■ **Description of the task**
Where a line contains the word "title", copy that line in full.

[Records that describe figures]
┌──

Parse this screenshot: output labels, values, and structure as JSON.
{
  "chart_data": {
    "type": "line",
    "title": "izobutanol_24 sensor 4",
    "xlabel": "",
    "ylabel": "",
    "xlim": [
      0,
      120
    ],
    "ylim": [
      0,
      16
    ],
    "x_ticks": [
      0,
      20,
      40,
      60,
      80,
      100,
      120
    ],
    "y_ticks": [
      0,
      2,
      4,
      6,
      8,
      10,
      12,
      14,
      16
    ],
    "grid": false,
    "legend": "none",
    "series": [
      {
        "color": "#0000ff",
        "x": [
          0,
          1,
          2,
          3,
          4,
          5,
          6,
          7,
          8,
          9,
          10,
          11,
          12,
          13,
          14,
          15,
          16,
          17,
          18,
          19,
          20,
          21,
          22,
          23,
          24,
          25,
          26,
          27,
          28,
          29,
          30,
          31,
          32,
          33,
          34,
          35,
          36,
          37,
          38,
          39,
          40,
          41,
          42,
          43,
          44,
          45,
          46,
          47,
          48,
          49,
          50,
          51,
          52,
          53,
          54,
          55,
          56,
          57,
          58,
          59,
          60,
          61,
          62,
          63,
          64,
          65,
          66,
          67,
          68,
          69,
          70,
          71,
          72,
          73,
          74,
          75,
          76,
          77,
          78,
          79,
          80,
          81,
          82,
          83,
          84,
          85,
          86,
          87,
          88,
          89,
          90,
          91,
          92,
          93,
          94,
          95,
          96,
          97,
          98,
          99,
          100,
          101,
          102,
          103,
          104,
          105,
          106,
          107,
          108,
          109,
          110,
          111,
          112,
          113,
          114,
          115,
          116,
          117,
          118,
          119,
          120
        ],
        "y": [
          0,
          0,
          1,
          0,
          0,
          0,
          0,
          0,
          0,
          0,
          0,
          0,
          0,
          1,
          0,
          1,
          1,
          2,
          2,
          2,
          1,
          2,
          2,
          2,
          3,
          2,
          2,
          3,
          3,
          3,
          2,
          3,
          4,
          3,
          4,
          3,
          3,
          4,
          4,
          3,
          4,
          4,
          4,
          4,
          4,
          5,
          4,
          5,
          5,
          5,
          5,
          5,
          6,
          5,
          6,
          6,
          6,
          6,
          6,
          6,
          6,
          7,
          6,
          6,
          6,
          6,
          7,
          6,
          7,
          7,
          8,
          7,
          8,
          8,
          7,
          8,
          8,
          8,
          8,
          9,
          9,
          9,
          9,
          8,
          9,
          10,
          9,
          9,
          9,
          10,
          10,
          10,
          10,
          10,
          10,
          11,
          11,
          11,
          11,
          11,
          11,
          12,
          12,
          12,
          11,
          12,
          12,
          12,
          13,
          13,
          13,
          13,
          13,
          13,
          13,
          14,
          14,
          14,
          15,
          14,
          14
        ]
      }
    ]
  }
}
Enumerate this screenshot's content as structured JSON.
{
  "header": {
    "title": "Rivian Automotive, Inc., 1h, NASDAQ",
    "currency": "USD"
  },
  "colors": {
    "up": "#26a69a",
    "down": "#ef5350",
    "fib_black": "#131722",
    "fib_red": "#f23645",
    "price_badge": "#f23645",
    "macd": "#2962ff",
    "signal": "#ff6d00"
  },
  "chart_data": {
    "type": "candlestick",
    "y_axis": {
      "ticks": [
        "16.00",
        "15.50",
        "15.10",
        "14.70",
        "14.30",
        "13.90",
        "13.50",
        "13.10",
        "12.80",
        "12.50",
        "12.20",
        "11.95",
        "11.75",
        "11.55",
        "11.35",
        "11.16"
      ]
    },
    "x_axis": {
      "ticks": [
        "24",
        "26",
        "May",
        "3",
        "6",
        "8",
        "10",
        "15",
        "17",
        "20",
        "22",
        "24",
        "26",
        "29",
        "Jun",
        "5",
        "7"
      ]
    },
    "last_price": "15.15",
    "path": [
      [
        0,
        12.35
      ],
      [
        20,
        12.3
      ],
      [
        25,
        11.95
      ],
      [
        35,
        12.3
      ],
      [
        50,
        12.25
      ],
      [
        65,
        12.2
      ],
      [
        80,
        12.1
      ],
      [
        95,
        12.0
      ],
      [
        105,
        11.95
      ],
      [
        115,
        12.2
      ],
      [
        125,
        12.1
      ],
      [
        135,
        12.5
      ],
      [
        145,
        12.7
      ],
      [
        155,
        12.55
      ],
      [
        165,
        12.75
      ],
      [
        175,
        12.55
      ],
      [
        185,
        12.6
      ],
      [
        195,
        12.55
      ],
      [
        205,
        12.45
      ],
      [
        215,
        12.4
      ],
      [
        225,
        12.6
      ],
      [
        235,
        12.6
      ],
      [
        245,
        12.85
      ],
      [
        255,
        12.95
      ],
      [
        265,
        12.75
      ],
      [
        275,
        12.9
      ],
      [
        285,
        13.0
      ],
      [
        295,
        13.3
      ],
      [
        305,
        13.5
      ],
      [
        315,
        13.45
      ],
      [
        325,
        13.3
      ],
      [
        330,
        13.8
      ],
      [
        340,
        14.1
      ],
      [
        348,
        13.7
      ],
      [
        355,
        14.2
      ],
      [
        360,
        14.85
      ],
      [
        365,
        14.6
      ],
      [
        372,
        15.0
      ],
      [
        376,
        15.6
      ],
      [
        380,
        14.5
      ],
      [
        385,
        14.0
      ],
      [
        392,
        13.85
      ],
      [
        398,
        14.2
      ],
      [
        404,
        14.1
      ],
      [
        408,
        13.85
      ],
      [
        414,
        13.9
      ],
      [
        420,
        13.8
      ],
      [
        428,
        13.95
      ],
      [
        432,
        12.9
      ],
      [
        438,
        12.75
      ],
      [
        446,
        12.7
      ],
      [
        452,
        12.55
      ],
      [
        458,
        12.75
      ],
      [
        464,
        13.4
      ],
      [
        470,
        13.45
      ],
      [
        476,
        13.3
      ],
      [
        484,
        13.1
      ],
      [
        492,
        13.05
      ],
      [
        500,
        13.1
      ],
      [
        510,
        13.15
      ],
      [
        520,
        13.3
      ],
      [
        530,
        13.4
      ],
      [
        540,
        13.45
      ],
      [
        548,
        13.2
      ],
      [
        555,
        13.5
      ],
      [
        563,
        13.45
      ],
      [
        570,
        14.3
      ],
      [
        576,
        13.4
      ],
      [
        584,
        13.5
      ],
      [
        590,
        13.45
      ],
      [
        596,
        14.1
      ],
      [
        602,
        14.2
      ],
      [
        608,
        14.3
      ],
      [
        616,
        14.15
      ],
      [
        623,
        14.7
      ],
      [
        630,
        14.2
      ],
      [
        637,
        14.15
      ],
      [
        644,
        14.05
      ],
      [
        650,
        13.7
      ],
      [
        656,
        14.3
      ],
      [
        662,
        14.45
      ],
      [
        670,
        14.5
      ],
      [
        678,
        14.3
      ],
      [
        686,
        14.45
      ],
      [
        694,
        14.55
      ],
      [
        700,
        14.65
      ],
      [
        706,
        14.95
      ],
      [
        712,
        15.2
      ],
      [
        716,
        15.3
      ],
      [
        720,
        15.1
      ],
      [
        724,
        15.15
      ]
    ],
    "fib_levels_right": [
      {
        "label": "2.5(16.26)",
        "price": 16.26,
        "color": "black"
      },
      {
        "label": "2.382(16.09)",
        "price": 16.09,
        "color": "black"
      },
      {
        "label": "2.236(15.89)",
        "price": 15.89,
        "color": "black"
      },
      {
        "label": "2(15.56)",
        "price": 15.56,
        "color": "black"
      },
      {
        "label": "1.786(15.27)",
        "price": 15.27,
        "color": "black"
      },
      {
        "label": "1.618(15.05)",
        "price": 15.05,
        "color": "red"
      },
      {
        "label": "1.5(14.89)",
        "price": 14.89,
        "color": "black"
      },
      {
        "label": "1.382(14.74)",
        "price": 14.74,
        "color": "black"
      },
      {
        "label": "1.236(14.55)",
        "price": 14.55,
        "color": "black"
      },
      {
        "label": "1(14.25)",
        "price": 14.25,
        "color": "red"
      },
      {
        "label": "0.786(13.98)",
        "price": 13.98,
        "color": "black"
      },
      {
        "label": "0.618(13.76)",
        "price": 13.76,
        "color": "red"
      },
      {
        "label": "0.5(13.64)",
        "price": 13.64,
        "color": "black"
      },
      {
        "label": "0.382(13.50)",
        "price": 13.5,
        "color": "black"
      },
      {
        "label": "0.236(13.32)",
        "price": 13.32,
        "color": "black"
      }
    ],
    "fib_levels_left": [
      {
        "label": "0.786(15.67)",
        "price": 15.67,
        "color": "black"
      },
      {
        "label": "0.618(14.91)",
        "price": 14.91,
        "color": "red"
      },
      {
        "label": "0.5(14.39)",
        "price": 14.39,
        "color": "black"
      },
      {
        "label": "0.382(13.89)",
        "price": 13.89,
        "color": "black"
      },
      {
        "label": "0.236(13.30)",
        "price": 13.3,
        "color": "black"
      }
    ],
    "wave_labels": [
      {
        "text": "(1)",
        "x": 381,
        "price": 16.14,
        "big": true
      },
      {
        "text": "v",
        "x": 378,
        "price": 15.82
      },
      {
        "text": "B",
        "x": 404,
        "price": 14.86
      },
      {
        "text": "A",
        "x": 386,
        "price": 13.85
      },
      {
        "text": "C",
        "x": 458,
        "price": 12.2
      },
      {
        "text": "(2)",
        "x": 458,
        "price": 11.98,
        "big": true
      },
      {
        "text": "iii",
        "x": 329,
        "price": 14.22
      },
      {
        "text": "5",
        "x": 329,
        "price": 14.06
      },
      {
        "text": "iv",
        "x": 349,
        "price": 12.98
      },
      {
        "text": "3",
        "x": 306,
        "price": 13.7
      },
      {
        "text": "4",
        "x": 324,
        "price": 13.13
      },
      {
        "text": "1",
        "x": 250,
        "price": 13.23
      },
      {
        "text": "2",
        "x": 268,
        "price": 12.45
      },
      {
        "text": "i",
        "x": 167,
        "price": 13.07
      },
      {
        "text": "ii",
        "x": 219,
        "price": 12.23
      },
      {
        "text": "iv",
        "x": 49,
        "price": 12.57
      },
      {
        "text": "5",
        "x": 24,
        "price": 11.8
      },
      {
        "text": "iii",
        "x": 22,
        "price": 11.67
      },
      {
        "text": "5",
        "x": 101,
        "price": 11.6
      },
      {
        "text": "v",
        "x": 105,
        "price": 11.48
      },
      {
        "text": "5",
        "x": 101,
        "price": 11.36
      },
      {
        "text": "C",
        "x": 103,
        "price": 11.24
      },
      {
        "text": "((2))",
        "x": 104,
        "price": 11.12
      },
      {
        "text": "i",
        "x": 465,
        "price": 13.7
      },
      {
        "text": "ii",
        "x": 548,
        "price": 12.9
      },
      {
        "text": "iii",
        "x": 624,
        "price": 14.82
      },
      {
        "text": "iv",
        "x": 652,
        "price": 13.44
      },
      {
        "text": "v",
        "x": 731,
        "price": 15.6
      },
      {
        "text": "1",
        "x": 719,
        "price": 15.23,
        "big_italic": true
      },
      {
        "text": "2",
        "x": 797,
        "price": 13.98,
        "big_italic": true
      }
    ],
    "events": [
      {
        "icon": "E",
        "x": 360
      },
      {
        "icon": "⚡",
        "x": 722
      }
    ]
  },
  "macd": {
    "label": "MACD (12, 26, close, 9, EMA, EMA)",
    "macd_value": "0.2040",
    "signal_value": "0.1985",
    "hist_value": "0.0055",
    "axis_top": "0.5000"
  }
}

└──

■ **The answer**
    "title": "izobutanol_24 sensor 4",
    "title": "Rivian Automotive, Inc., 1h, NASDAQ",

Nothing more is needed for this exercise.